▶ **Written instruction**
Find each line containing the string "Americans" and return it.

===== Listing =====

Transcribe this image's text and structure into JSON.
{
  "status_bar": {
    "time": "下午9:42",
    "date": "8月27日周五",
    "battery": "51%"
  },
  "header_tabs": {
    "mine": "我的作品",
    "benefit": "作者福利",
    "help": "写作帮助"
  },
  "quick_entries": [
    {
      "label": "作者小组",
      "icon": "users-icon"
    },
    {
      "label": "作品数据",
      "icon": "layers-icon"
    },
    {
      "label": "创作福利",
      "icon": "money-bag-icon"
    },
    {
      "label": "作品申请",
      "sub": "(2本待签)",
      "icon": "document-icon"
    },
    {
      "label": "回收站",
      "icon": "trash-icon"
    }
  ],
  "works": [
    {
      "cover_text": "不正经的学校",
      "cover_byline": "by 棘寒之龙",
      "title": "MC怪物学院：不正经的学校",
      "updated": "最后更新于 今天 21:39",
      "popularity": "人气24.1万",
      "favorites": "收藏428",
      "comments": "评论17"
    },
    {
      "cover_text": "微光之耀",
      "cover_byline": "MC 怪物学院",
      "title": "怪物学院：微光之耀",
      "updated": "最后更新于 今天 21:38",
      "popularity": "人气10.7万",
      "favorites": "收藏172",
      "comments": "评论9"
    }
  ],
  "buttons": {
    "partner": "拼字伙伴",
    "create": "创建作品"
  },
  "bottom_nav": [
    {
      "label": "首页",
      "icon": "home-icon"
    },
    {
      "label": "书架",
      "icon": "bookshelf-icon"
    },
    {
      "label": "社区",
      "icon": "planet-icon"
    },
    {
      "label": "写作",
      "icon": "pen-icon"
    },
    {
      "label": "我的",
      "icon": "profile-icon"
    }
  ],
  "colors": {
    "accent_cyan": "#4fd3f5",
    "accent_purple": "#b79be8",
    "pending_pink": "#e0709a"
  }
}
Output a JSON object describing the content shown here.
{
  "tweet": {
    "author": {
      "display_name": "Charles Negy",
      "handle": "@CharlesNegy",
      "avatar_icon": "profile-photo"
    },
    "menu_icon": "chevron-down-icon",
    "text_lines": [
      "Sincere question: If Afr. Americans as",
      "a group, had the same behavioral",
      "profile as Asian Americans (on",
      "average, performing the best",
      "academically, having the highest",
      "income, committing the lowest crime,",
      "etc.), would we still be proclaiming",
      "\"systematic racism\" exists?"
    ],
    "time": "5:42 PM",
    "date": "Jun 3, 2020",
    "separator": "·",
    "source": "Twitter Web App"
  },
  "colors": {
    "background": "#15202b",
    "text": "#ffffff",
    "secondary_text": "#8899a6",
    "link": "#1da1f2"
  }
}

=====

▶ **Solution for this exercise**
      "Sincere question: If Afr. Americans as",
      "profile as Asian Americans (on",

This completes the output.